§ **Given problem**: Pull every line containing the word "label" from the records.

[Source data]
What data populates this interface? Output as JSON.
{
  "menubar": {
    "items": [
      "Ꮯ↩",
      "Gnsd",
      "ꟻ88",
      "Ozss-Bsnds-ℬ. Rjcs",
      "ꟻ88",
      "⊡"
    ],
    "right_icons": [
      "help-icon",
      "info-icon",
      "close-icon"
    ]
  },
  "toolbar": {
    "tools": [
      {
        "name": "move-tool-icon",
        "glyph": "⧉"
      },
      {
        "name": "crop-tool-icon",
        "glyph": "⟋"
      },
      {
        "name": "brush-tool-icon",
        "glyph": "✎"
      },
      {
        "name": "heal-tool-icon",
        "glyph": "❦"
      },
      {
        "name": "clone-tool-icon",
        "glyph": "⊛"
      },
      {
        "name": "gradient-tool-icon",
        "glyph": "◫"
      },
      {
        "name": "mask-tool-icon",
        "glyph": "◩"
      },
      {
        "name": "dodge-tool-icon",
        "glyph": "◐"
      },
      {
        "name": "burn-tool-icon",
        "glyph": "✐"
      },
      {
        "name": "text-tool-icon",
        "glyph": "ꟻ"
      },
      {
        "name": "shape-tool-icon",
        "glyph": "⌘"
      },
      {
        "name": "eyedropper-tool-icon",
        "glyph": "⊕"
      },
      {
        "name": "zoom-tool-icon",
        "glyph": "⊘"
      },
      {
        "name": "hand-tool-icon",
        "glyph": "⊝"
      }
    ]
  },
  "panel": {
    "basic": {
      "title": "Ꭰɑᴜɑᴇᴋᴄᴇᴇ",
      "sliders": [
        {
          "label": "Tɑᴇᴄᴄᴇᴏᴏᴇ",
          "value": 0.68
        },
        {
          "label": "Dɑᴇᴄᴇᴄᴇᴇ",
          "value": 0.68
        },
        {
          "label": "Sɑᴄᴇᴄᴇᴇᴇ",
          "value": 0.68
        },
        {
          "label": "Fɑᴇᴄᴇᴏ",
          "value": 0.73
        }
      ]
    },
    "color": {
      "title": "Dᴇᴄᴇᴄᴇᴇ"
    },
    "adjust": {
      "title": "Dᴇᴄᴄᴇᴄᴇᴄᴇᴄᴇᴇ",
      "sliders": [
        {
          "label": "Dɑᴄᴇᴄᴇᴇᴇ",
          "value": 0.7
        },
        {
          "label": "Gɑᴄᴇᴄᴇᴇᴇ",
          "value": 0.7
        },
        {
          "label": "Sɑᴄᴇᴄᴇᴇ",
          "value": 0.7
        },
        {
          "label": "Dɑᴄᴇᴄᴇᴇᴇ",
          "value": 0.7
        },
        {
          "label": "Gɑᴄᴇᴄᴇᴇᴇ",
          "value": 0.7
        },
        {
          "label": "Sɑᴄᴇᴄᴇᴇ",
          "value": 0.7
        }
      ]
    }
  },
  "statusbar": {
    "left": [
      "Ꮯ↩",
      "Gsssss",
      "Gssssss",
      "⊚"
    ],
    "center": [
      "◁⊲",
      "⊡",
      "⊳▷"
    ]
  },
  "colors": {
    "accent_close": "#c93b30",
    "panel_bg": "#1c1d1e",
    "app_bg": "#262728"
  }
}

§ **Exercise answer**:
          "label": "Tɑᴇᴄᴄᴇᴏᴏᴇ",
          "label": "Dɑᴇᴄᴇᴄᴇᴇ",
          "label": "Sɑᴄᴇᴄᴇᴇᴇ",
          "label": "Fɑᴇᴄᴇᴏ",
          "label": "Dɑᴄᴇᴄᴇᴇᴇ",
          "label": "Gɑᴄᴇᴄᴇᴇᴇ",
          "label": "Sɑᴄᴇᴄᴇᴇ",
          "label": "Dɑᴄᴇᴄᴇᴇᴇ",
          "label": "Gɑᴄᴇᴄᴇᴇᴇ",
          "label": "Sɑᴄᴇᴄᴇᴇ",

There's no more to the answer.